*Short exercise*
Please transcribe the data that follows without the pictures, keeping every word the same.

*Material provided*
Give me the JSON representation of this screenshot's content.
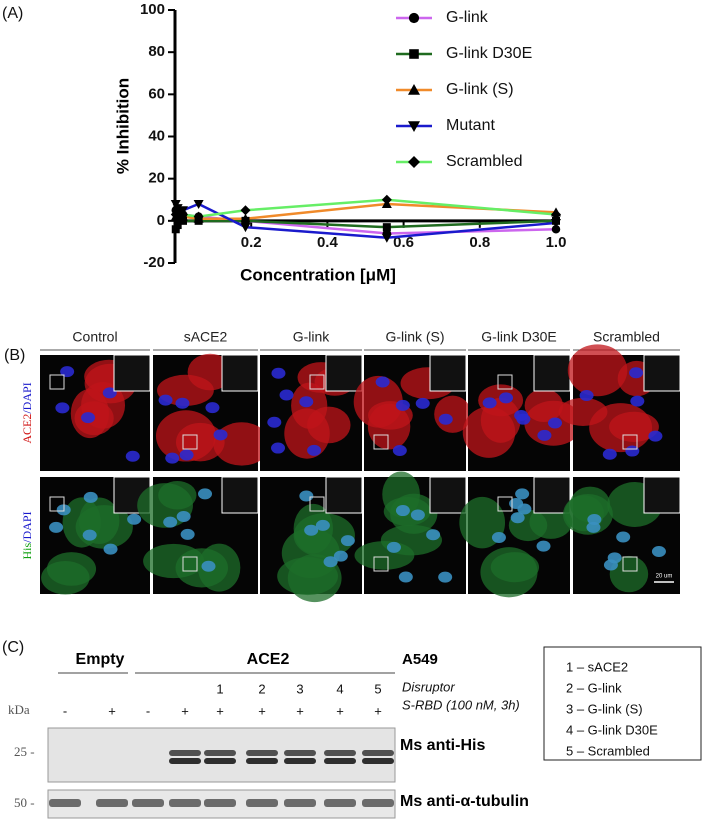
{
  "chart_data": {
    "type": "line",
    "panel_label": "(A)",
    "x_label": "Concentration [μM]",
    "y_label": "% Inhibition",
    "x": [
      0.002,
      0.007,
      0.021,
      0.062,
      0.185,
      0.556,
      1.0
    ],
    "xlim": [
      0,
      1.0
    ],
    "ylim": [
      -20,
      100
    ],
    "xticks": [
      0.2,
      0.4,
      0.6,
      0.8,
      {
        "value": 1.0,
        "label": "1.0"
      }
    ],
    "yticks": [
      -20,
      0,
      20,
      40,
      60,
      80,
      100
    ],
    "series": [
      {
        "name": "G-link",
        "color": "#cc66ee",
        "marker": "circle",
        "values": [
          5,
          4,
          3,
          2,
          0,
          -6,
          -4
        ]
      },
      {
        "name": "G-link D30E",
        "color": "#1f6b1f",
        "marker": "square",
        "values": [
          -4,
          -2,
          0,
          0,
          0,
          -3,
          0
        ]
      },
      {
        "name": "G-link (S)",
        "color": "#f08a2a",
        "marker": "triangle",
        "values": [
          2,
          3,
          2,
          1,
          1,
          8,
          4
        ]
      },
      {
        "name": "Mutant",
        "color": "#1a1acc",
        "marker": "down-triangle",
        "values": [
          8,
          6,
          5,
          8,
          -3,
          -8,
          -1
        ]
      },
      {
        "name": "Scrambled",
        "color": "#66ee66",
        "marker": "diamond",
        "values": [
          3,
          2,
          3,
          2,
          5,
          10,
          3
        ]
      }
    ]
  },
  "panel_b": {
    "label": "(B)",
    "columns": [
      "Control",
      "sACE2",
      "G-link",
      "G-link (S)",
      "G-link D30E",
      "Scrambled"
    ],
    "rows": [
      {
        "stain": "ACE2",
        "counter": "/DAPI"
      },
      {
        "stain": "His",
        "counter": "/DAPI"
      }
    ],
    "scale_bar": "20 um"
  },
  "panel_c": {
    "label": "(C)",
    "groups": [
      "Empty",
      "ACE2"
    ],
    "cell_line": "A549",
    "lane_numbers": [
      "1",
      "2",
      "3",
      "4",
      "5"
    ],
    "disruptor": "Disruptor",
    "treatment": "S-RBD (100 nM, 3h)",
    "kda": "kDa",
    "signs": [
      "-",
      "+",
      "-",
      "+",
      "+",
      "+",
      "+",
      "+",
      "+"
    ],
    "markers": [
      "25 -",
      "50 -"
    ],
    "blots": [
      "Ms anti-His",
      "Ms anti-α-tubulin"
    ],
    "key": [
      "1 – sACE2",
      "2 – G-link",
      "3 – G-link (S)",
      "4 – G-link D30E",
      "5 – Scrambled"
    ]
  }
}
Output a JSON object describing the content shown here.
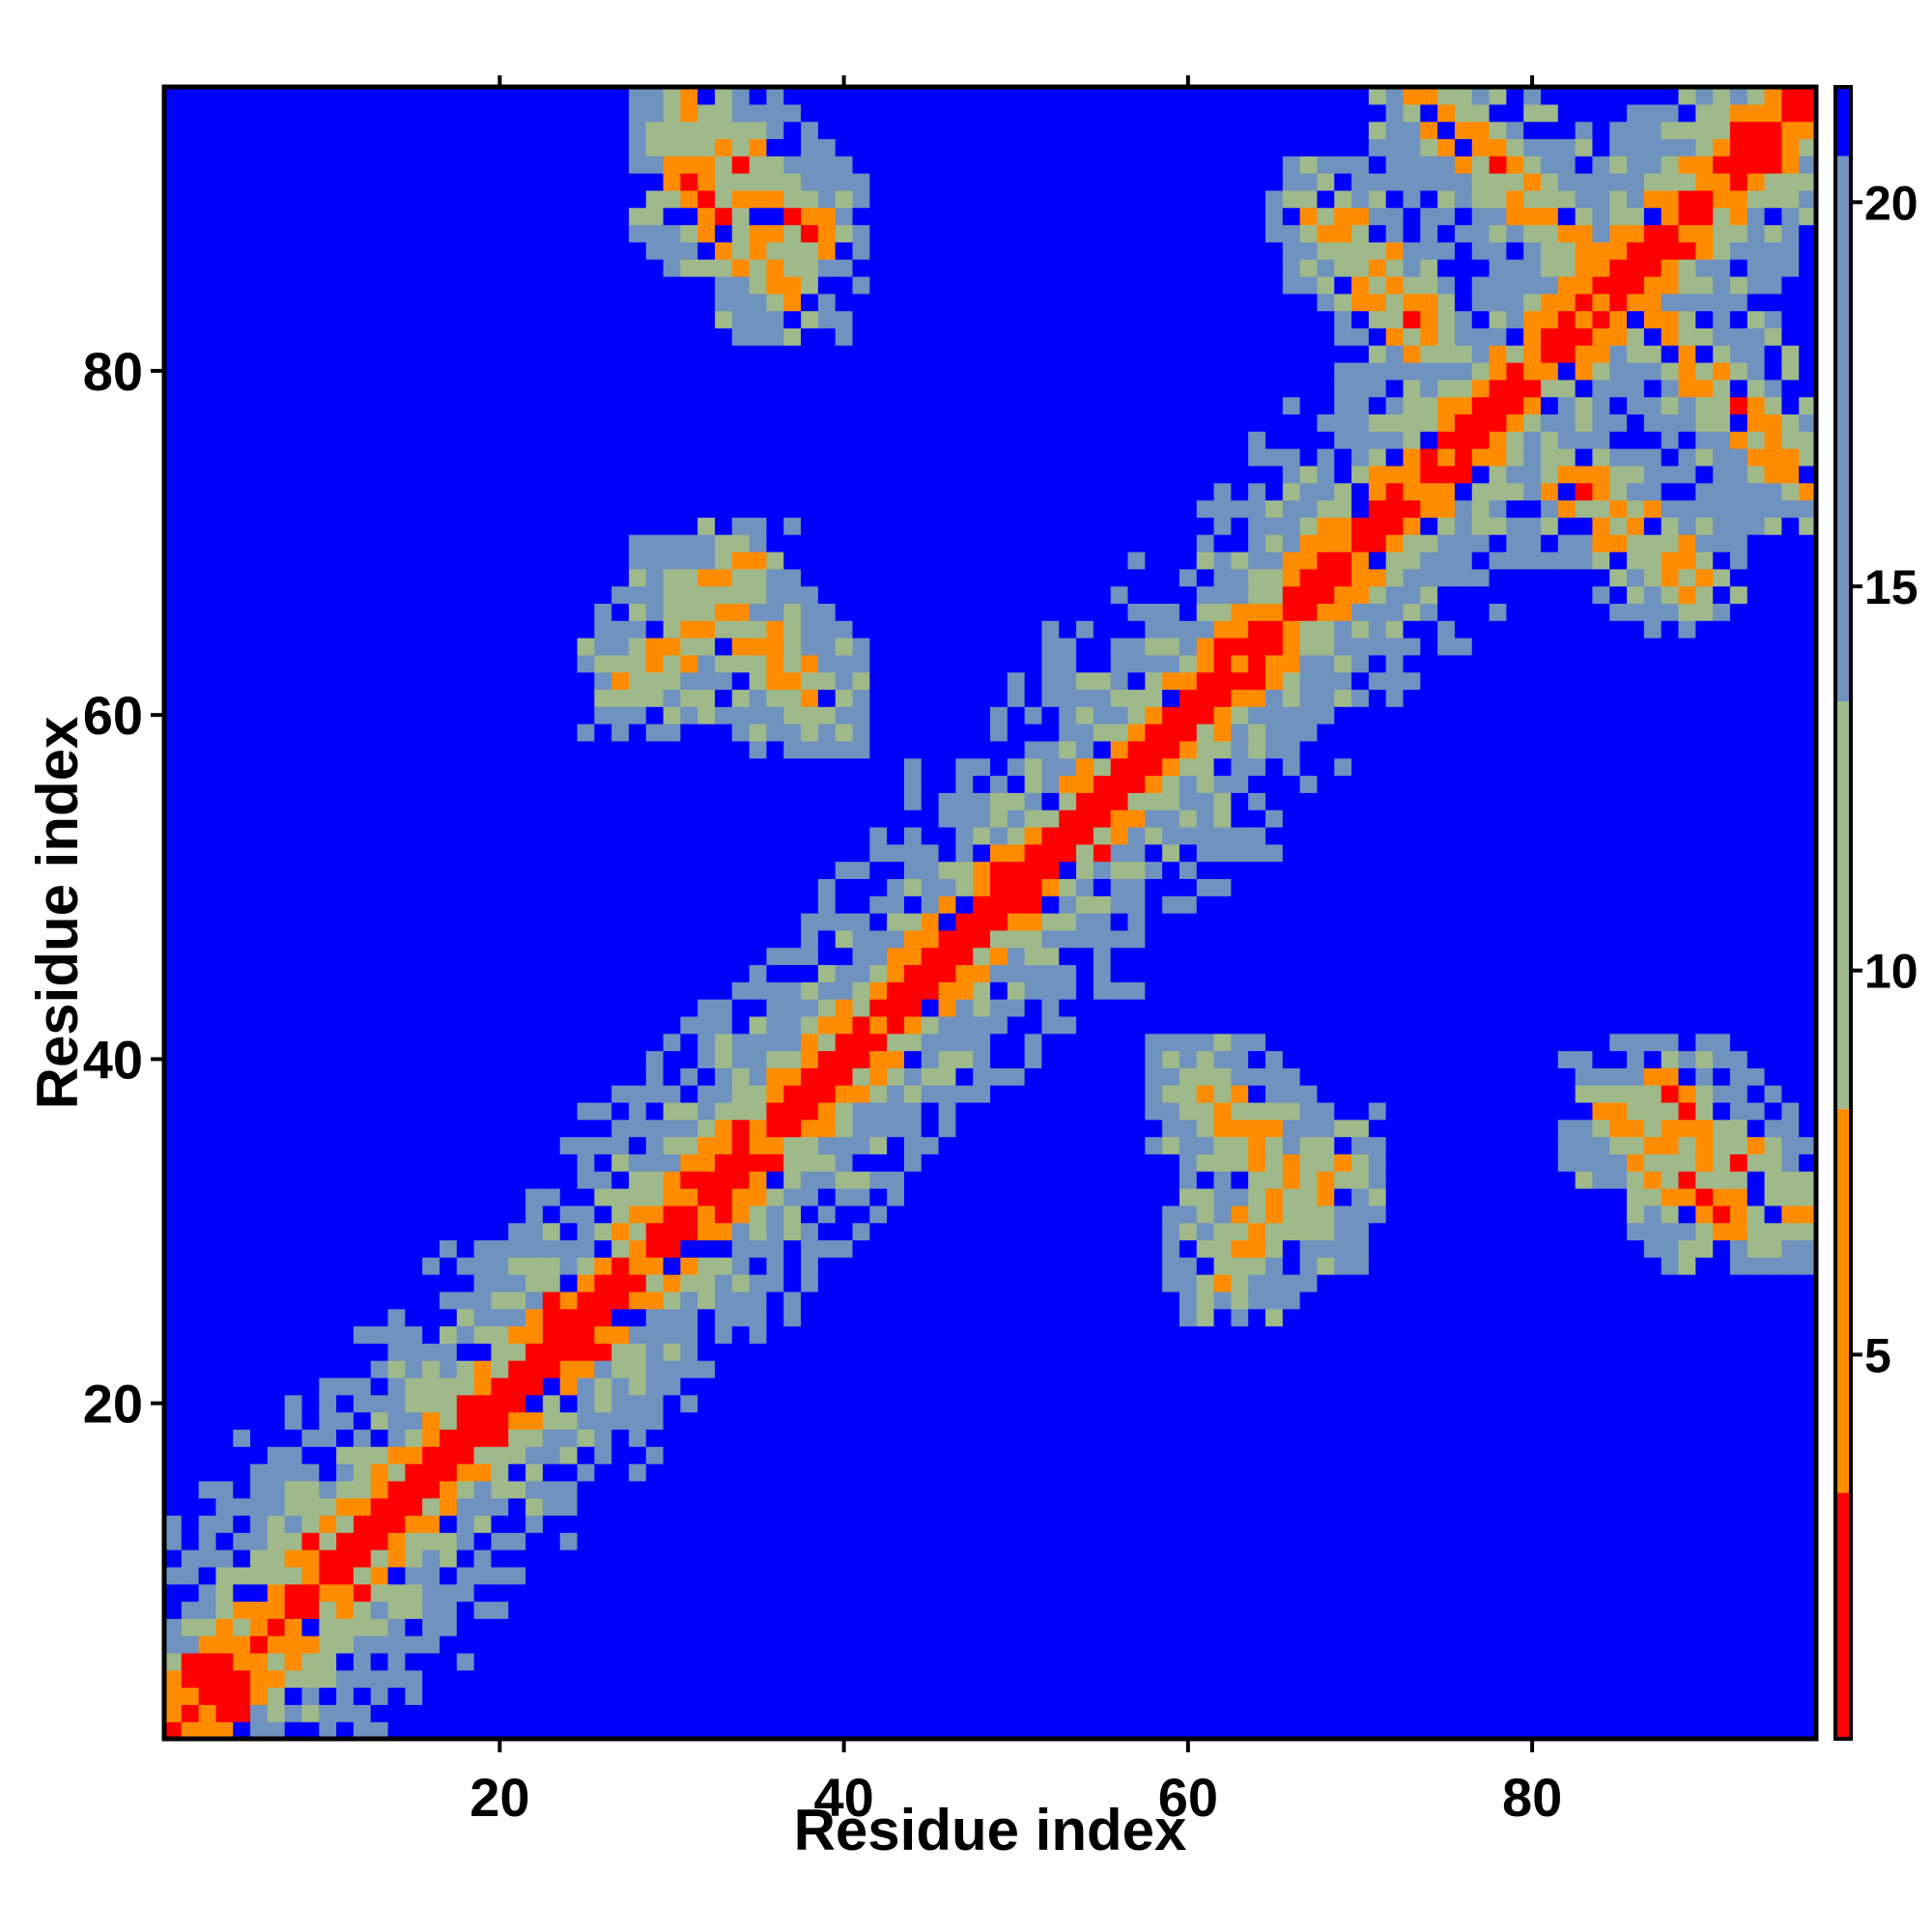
{
  "chart_data": {
    "type": "heatmap",
    "title": "",
    "xlabel": "Residue index",
    "ylabel": "Residue index",
    "xlim": [
      1,
      96
    ],
    "ylim": [
      1,
      96
    ],
    "n_residues": 96,
    "x_ticks": [
      20,
      40,
      60,
      80
    ],
    "y_ticks": [
      20,
      40,
      60,
      80
    ],
    "colorbar": {
      "ticks": [
        5,
        10,
        15,
        20
      ],
      "range": [
        0,
        21.5
      ],
      "colors": {
        "near": "#ff0000",
        "close": "#ff8c00",
        "mid": "#9fb98a",
        "far_mid": "#6f92bf",
        "far": "#0000ff"
      }
    },
    "description_of_data": "Symmetric residue-residue distance map (Angstrom). Short distances (red) along the main diagonal; orange anti-diagonal contact bands indicate beta-hairpins; large distances (blue, >21) fill off-diagonal blocks.",
    "features": {
      "helix_width": 1.8,
      "strand_pairs": [
        {
          "a": [
            31,
            38
          ],
          "b": [
            95,
            88
          ]
        },
        {
          "a": [
            74,
            82
          ],
          "b": [
            96,
            88
          ]
        },
        {
          "a": [
            31,
            38
          ],
          "b": [
            67,
            61
          ]
        },
        {
          "a": [
            62,
            68
          ],
          "b": [
            28,
            34
          ]
        },
        {
          "a": [
            85,
            91
          ],
          "b": [
            37,
            31
          ]
        },
        {
          "a": [
            82,
            89
          ],
          "b": [
            74,
            68
          ]
        }
      ],
      "grid_colors": [
        "#ff0000",
        "#ff8c00",
        "#9fb98a",
        "#6f92bf",
        "#0000ff"
      ],
      "thresholds": [
        3.2,
        7.0,
        11.5,
        16.0,
        21.0
      ]
    }
  }
}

*Result of the exercise*
Give me the JSON representation of this screenshot's content.
{
  "chart_data": {
    "type": "line",
    "panel_label": "(A)",
    "x_label": "Concentration [μM]",
    "y_label": "% Inhibition",
    "x": [
      0.002,
      0.007,
      0.021,
      0.062,
      0.185,
      0.556,
      1.0
    ],
    "xlim": [
      0,
      1.0
    ],
    "ylim": [
      -20,
      100
    ],
    "xticks": [
      0.2,
      0.4,
      0.6,
      0.8,
      {
        "value": 1.0,
        "label": "1.0"
      }
    ],
    "yticks": [
      -20,
      0,
      20,
      40,
      60,
      80,
      100
    ],
    "series": [
      {
        "name": "G-link",
        "color": "#cc66ee",
        "marker": "circle",
        "values": [
          5,
          4,
          3,
          2,
          0,
          -6,
          -4
        ]
      },
      {
        "name": "G-link D30E",
        "color": "#1f6b1f",
        "marker": "square",
        "values": [
          -4,
          -2,
          0,
          0,
          0,
          -3,
          0
        ]
      },
      {
        "name": "G-link (S)",
        "color": "#f08a2a",
        "marker": "triangle",
        "values": [
          2,
          3,
          2,
          1,
          1,
          8,
          4
        ]
      },
      {
        "name": "Mutant",
        "color": "#1a1acc",
        "marker": "down-triangle",
        "values": [
          8,
          6,
          5,
          8,
          -3,
          -8,
          -1
        ]
      },
      {
        "name": "Scrambled",
        "color": "#66ee66",
        "marker": "diamond",
        "values": [
          3,
          2,
          3,
          2,
          5,
          10,
          3
        ]
      }
    ]
  },
  "panel_b": {
    "label": "(B)",
    "columns": [
      "Control",
      "sACE2",
      "G-link",
      "G-link (S)",
      "G-link D30E",
      "Scrambled"
    ],
    "rows": [
      {
        "stain": "ACE2",
        "counter": "/DAPI"
      },
      {
        "stain": "His",
        "counter": "/DAPI"
      }
    ],
    "scale_bar": "20 um"
  },
  "panel_c": {
    "label": "(C)",
    "groups": [
      "Empty",
      "ACE2"
    ],
    "cell_line": "A549",
    "lane_numbers": [
      "1",
      "2",
      "3",
      "4",
      "5"
    ],
    "disruptor": "Disruptor",
    "treatment": "S-RBD (100 nM, 3h)",
    "kda": "kDa",
    "signs": [
      "-",
      "+",
      "-",
      "+",
      "+",
      "+",
      "+",
      "+",
      "+"
    ],
    "markers": [
      "25 -",
      "50 -"
    ],
    "blots": [
      "Ms anti-His",
      "Ms anti-α-tubulin"
    ],
    "key": [
      "1 – sACE2",
      "2 – G-link",
      "3 – G-link (S)",
      "4 – G-link D30E",
      "5 – Scrambled"
    ]
  }
}
Output a JSON object describing the content shown here.
{
  "chart_data": {
    "type": "heatmap",
    "title": "",
    "xlabel": "Residue index",
    "ylabel": "Residue index",
    "xlim": [
      1,
      96
    ],
    "ylim": [
      1,
      96
    ],
    "n_residues": 96,
    "x_ticks": [
      20,
      40,
      60,
      80
    ],
    "y_ticks": [
      20,
      40,
      60,
      80
    ],
    "colorbar": {
      "ticks": [
        5,
        10,
        15,
        20
      ],
      "range": [
        0,
        21.5
      ],
      "colors": {
        "near": "#ff0000",
        "close": "#ff8c00",
        "mid": "#9fb98a",
        "far_mid": "#6f92bf",
        "far": "#0000ff"
      }
    },
    "description_of_data": "Symmetric residue-residue distance map (Angstrom). Short distances (red) along the main diagonal; orange anti-diagonal contact bands indicate beta-hairpins; large distances (blue, >21) fill off-diagonal blocks.",
    "features": {
      "helix_width": 1.8,
      "strand_pairs": [
        {
          "a": [
            31,
            38
          ],
          "b": [
            95,
            88
          ]
        },
        {
          "a": [
            74,
            82
          ],
          "b": [
            96,
            88
          ]
        },
        {
          "a": [
            31,
            38
          ],
          "b": [
            67,
            61
          ]
        },
        {
          "a": [
            62,
            68
          ],
          "b": [
            28,
            34
          ]
        },
        {
          "a": [
            85,
            91
          ],
          "b": [
            37,
            31
          ]
        },
        {
          "a": [
            82,
            89
          ],
          "b": [
            74,
            68
          ]
        }
      ],
      "grid_colors": [
        "#ff0000",
        "#ff8c00",
        "#9fb98a",
        "#6f92bf",
        "#0000ff"
      ],
      "thresholds": [
        3.2,
        7.0,
        11.5,
        16.0,
        21.0
      ]
    }
  }
}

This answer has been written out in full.